_DATA SUPPLIED_
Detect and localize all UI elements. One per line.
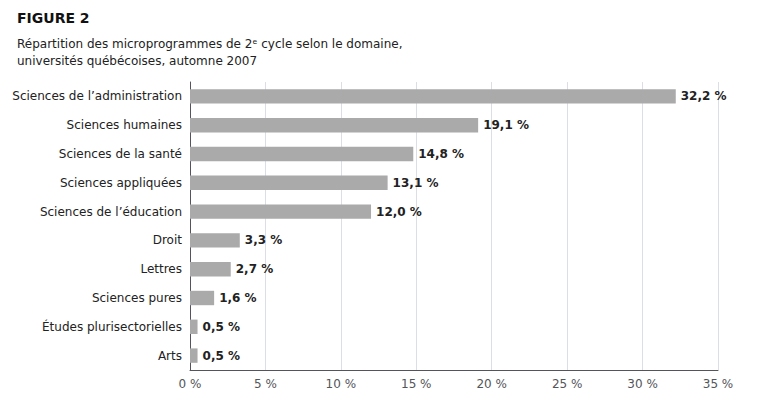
svg-text:Études plurisectorielles: Études plurisectorielles bbox=[42, 319, 182, 334]
svg-text:20 %: 20 % bbox=[476, 377, 507, 391]
svg-text:19,1 %: 19,1 % bbox=[483, 118, 529, 132]
svg-text:universités québécoises, autom: universités québécoises, automne 2007 bbox=[17, 54, 257, 68]
svg-text:3,3 %: 3,3 % bbox=[245, 233, 282, 247]
svg-text:35 %: 35 % bbox=[703, 377, 734, 391]
svg-text:0,5 %: 0,5 % bbox=[203, 349, 240, 363]
svg-text:0 %: 0 % bbox=[179, 377, 202, 391]
svg-text:Sciences de la santé: Sciences de la santé bbox=[59, 147, 182, 161]
svg-text:10 %: 10 % bbox=[326, 377, 357, 391]
svg-text:12,0 %: 12,0 % bbox=[376, 205, 422, 219]
svg-text:5 %: 5 % bbox=[254, 377, 277, 391]
svg-text:FIGURE 2: FIGURE 2 bbox=[17, 10, 90, 26]
svg-text:Sciences de l’administration: Sciences de l’administration bbox=[12, 89, 182, 103]
svg-text:Sciences appliquées: Sciences appliquées bbox=[60, 176, 182, 190]
svg-text:Lettres: Lettres bbox=[140, 262, 182, 276]
svg-text:Droit: Droit bbox=[153, 233, 183, 247]
svg-text:Sciences humaines: Sciences humaines bbox=[67, 118, 182, 132]
svg-text:0,5 %: 0,5 % bbox=[203, 320, 240, 334]
svg-text:25 %: 25 % bbox=[552, 377, 583, 391]
svg-text:14,8 %: 14,8 % bbox=[418, 147, 464, 161]
svg-text:30 %: 30 % bbox=[627, 377, 658, 391]
svg-text:1,6 %: 1,6 % bbox=[219, 291, 256, 305]
svg-text:2,7 %: 2,7 % bbox=[236, 262, 273, 276]
svg-text:15 %: 15 % bbox=[401, 377, 432, 391]
svg-text:Sciences de l’éducation: Sciences de l’éducation bbox=[40, 205, 182, 219]
svg-text:13,1 %: 13,1 % bbox=[393, 176, 439, 190]
svg-text:32,2 %: 32,2 % bbox=[681, 89, 727, 103]
svg-text:Répartition des microprogramme: Répartition des microprogrammes de 2ᵉ cy… bbox=[17, 37, 402, 51]
svg-text:Arts: Arts bbox=[158, 349, 182, 363]
svg-text:Sciences pures: Sciences pures bbox=[92, 291, 182, 305]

_PROMPT_
Please reproduce every line of the records above verbatim, omitting the pictures.

_SOLUTION FOR THIS PROBLEM_
Detect and localize all UI elements. One per line.
svg-text:Études plurisectorielles: Études plurisectorielles bbox=[42, 319, 182, 334]
svg-text:20 %: 20 % bbox=[476, 377, 507, 391]
svg-text:19,1 %: 19,1 % bbox=[483, 118, 529, 132]
svg-text:universités québécoises, autom: universités québécoises, automne 2007 bbox=[17, 54, 257, 68]
svg-text:3,3 %: 3,3 % bbox=[245, 233, 282, 247]
svg-text:35 %: 35 % bbox=[703, 377, 734, 391]
svg-text:0,5 %: 0,5 % bbox=[203, 349, 240, 363]
svg-text:0 %: 0 % bbox=[179, 377, 202, 391]
svg-text:Sciences de la santé: Sciences de la santé bbox=[59, 147, 182, 161]
svg-text:10 %: 10 % bbox=[326, 377, 357, 391]
svg-text:12,0 %: 12,0 % bbox=[376, 205, 422, 219]
svg-text:5 %: 5 % bbox=[254, 377, 277, 391]
svg-text:FIGURE 2: FIGURE 2 bbox=[17, 10, 90, 26]
svg-text:Sciences de l’administration: Sciences de l’administration bbox=[12, 89, 182, 103]
svg-text:Sciences appliquées: Sciences appliquées bbox=[60, 176, 182, 190]
svg-text:Lettres: Lettres bbox=[140, 262, 182, 276]
svg-text:Droit: Droit bbox=[153, 233, 183, 247]
svg-text:Sciences humaines: Sciences humaines bbox=[67, 118, 182, 132]
svg-text:0,5 %: 0,5 % bbox=[203, 320, 240, 334]
svg-text:25 %: 25 % bbox=[552, 377, 583, 391]
svg-text:14,8 %: 14,8 % bbox=[418, 147, 464, 161]
svg-text:30 %: 30 % bbox=[627, 377, 658, 391]
svg-text:1,6 %: 1,6 % bbox=[219, 291, 256, 305]
svg-text:2,7 %: 2,7 % bbox=[236, 262, 273, 276]
svg-text:15 %: 15 % bbox=[401, 377, 432, 391]
svg-text:Sciences de l’éducation: Sciences de l’éducation bbox=[40, 205, 182, 219]
svg-text:13,1 %: 13,1 % bbox=[393, 176, 439, 190]
svg-text:32,2 %: 32,2 % bbox=[681, 89, 727, 103]
svg-text:Répartition des microprogramme: Répartition des microprogrammes de 2ᵉ cy… bbox=[17, 37, 402, 51]
svg-text:Arts: Arts bbox=[158, 349, 182, 363]
svg-text:Sciences pures: Sciences pures bbox=[92, 291, 182, 305]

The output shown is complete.